►
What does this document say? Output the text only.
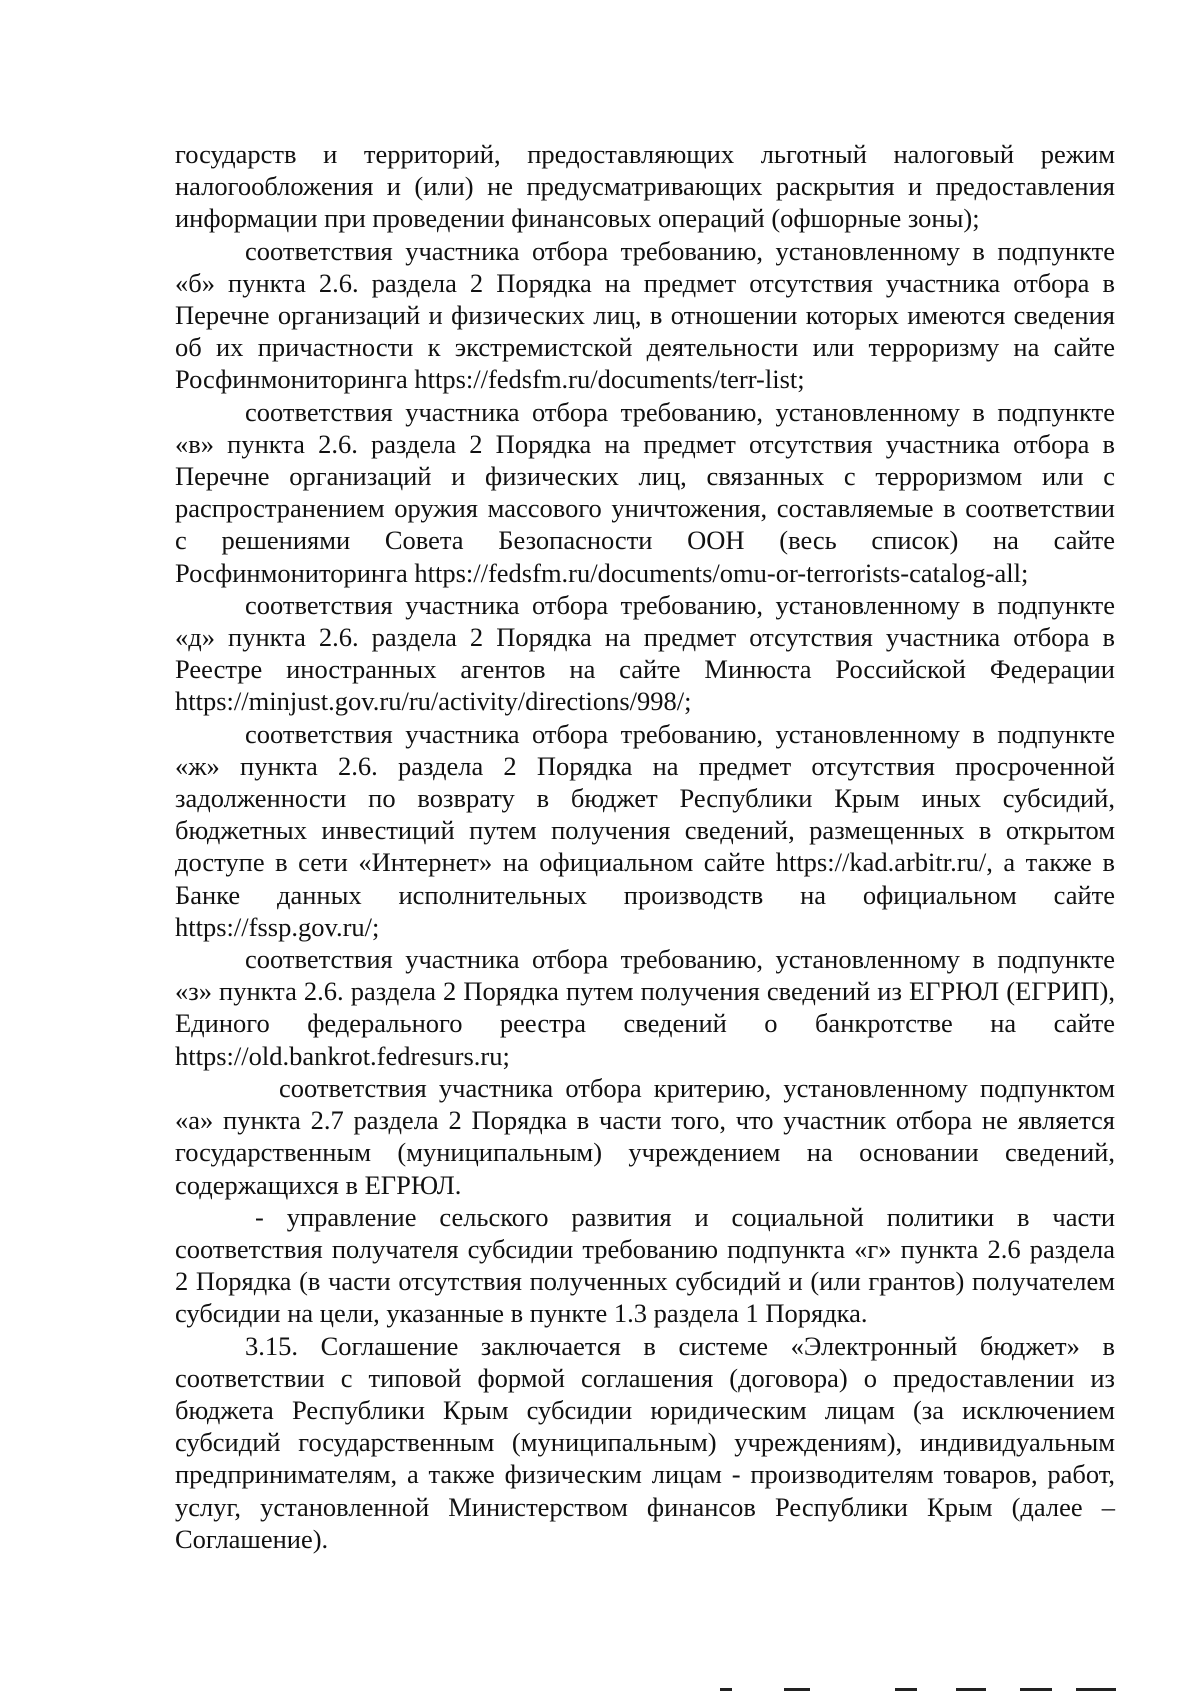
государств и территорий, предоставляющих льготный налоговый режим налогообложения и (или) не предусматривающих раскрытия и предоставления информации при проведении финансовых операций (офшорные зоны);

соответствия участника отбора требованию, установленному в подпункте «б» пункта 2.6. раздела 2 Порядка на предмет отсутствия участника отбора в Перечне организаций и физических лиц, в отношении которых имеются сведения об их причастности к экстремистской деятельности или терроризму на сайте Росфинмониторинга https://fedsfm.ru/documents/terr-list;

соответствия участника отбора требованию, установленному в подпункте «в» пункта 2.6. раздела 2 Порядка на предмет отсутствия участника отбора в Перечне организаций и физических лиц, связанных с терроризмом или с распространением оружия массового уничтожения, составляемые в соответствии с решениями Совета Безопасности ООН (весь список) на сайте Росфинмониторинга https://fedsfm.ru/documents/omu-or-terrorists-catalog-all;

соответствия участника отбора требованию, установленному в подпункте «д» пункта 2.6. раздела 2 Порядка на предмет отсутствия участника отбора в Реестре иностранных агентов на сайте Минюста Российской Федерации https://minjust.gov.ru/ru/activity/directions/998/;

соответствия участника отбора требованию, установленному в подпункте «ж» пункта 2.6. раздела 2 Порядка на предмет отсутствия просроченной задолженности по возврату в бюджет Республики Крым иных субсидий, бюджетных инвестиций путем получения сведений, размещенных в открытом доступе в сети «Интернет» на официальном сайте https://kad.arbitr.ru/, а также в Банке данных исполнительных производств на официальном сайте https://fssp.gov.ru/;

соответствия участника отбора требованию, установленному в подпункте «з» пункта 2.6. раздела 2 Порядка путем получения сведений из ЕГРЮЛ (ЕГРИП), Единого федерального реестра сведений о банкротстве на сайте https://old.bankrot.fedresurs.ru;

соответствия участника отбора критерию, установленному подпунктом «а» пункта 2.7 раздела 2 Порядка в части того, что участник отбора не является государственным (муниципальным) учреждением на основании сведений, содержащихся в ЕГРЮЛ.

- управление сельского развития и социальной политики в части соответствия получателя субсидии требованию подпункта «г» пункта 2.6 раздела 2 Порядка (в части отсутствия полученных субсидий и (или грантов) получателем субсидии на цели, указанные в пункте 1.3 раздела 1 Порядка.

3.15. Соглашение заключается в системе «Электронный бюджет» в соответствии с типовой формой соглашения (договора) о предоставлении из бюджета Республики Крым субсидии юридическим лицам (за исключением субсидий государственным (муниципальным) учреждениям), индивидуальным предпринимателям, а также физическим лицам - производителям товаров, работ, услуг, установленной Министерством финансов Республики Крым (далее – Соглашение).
◄
Leave out all images, then reproduce the entries above exactly.

What does this document say? Output the text only.
государств и территорий, предоставляющих льготный налоговый режим налогообложения и (или) не предусматривающих раскрытия и предоставления информации при проведении финансовых операций (офшорные зоны);

соответствия участника отбора требованию, установленному в подпункте «б» пункта 2.6. раздела 2 Порядка на предмет отсутствия участника отбора в Перечне организаций и физических лиц, в отношении которых имеются сведения об их причастности к экстремистской деятельности или терроризму на сайте Росфинмониторинга https://fedsfm.ru/documents/terr-list;

соответствия участника отбора требованию, установленному в подпункте «в» пункта 2.6. раздела 2 Порядка на предмет отсутствия участника отбора в Перечне организаций и физических лиц, связанных с терроризмом или с распространением оружия массового уничтожения, составляемые в соответствии с решениями Совета Безопасности ООН (весь список) на сайте Росфинмониторинга https://fedsfm.ru/documents/omu-or-terrorists-catalog-all;

соответствия участника отбора требованию, установленному в подпункте «д» пункта 2.6. раздела 2 Порядка на предмет отсутствия участника отбора в Реестре иностранных агентов на сайте Минюста Российской Федерации https://minjust.gov.ru/ru/activity/directions/998/;

соответствия участника отбора требованию, установленному в подпункте «ж» пункта 2.6. раздела 2 Порядка на предмет отсутствия просроченной задолженности по возврату в бюджет Республики Крым иных субсидий, бюджетных инвестиций путем получения сведений, размещенных в открытом доступе в сети «Интернет» на официальном сайте https://kad.arbitr.ru/, а также в Банке данных исполнительных производств на официальном сайте https://fssp.gov.ru/;

соответствия участника отбора требованию, установленному в подпункте «з» пункта 2.6. раздела 2 Порядка путем получения сведений из ЕГРЮЛ (ЕГРИП), Единого федерального реестра сведений о банкротстве на сайте https://old.bankrot.fedresurs.ru;

соответствия участника отбора критерию, установленному подпунктом «а» пункта 2.7 раздела 2 Порядка в части того, что участник отбора не является государственным (муниципальным) учреждением на основании сведений, содержащихся в ЕГРЮЛ.

- управление сельского развития и социальной политики в части соответствия получателя субсидии требованию подпункта «г» пункта 2.6 раздела 2 Порядка (в части отсутствия полученных субсидий и (или грантов) получателем субсидии на цели, указанные в пункте 1.3 раздела 1 Порядка.

3.15. Соглашение заключается в системе «Электронный бюджет» в соответствии с типовой формой соглашения (договора) о предоставлении из бюджета Республики Крым субсидии юридическим лицам (за исключением субсидий государственным (муниципальным) учреждениям), индивидуальным предпринимателям, а также физическим лицам - производителям товаров, работ, услуг, установленной Министерством финансов Республики Крым (далее – Соглашение).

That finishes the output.